#### [Your objective]
Render each line of the data below as a row in a Markdown table with the columns "Row" and "Line," numbering the rows and omitting any blank lines.

⟨

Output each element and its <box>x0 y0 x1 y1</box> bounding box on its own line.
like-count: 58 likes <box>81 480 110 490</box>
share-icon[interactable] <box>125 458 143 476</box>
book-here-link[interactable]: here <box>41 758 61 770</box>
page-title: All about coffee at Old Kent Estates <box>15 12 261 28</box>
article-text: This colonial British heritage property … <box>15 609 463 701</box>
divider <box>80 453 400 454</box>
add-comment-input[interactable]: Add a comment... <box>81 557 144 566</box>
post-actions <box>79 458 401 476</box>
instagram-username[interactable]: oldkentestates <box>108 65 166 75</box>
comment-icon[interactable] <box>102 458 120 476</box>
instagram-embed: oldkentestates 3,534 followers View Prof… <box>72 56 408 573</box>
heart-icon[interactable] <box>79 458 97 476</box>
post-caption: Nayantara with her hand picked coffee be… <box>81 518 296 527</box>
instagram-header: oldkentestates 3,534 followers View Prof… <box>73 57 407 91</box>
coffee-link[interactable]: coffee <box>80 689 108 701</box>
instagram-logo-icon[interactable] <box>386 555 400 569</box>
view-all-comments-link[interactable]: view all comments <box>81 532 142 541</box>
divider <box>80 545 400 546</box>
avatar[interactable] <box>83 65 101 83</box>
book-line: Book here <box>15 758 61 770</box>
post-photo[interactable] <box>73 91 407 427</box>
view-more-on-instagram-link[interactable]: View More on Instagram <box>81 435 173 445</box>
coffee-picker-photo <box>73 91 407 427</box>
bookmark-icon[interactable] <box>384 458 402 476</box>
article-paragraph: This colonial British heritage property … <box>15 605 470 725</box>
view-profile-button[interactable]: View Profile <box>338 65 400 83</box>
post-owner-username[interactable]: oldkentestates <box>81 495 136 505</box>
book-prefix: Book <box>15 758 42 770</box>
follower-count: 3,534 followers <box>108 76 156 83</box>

⟩

#### [Result]
| Row | Line |
|---|---|
| 1 | Output each element and its <box>x0 y0 x1 y1</box> bounding box on its own line. |
| 2 | like-count: 58 likes <box>81 480 110 490</box> |
| 3 | share-icon[interactable] <box>125 458 143 476</box> |
| 4 | book-here-link[interactable]: here <box>41 758 61 770</box> |
| 5 | page-title: All about coffee at Old Kent Estates <box>15 12 261 28</box> |
| 6 | article-text: This colonial British heritage property … <box>15 609 463 701</box> |
| 7 | divider <box>80 453 400 454</box> |
| 8 | add-comment-input[interactable]: Add a comment... <box>81 557 144 566</box> |
| 9 | post-actions <box>79 458 401 476</box> |
| 10 | instagram-username[interactable]: oldkentestates <box>108 65 166 75</box> |
| 11 | comment-icon[interactable] <box>102 458 120 476</box> |
| 12 | instagram-embed: oldkentestates 3,534 followers View Prof… <box>72 56 408 573</box> |
| 13 | heart-icon[interactable] <box>79 458 97 476</box> |
| 14 | post-caption: Nayantara with her hand picked coffee be… <box>81 518 296 527</box> |
| 15 | instagram-header: oldkentestates 3,534 followers View Prof… <box>73 57 407 91</box> |
| 16 | coffee-link[interactable]: coffee <box>80 689 108 701</box> |
| 17 | instagram-logo-icon[interactable] <box>386 555 400 569</box> |
| 18 | view-all-comments-link[interactable]: view all comments <box>81 532 142 541</box> |
| 19 | divider <box>80 545 400 546</box> |
| 20 | avatar[interactable] <box>83 65 101 83</box> |
| 21 | book-line: Book here <box>15 758 61 770</box> |
| 22 | post-photo[interactable] <box>73 91 407 427</box> |
| 23 | view-more-on-instagram-link[interactable]: View More on Instagram <box>81 435 173 445</box> |
| 24 | coffee-picker-photo <box>73 91 407 427</box> |
| 25 | bookmark-icon[interactable] <box>384 458 402 476</box> |
| 26 | article-paragraph: This colonial British heritage property … <box>15 605 470 725</box> |
| 27 | view-profile-button[interactable]: View Profile <box>338 65 400 83</box> |
| 28 | post-owner-username[interactable]: oldkentestates <box>81 495 136 505</box> |
| 29 | book-prefix: Book <box>15 758 42 770</box> |
| 30 | follower-count: 3,534 followers <box>108 76 156 83</box> |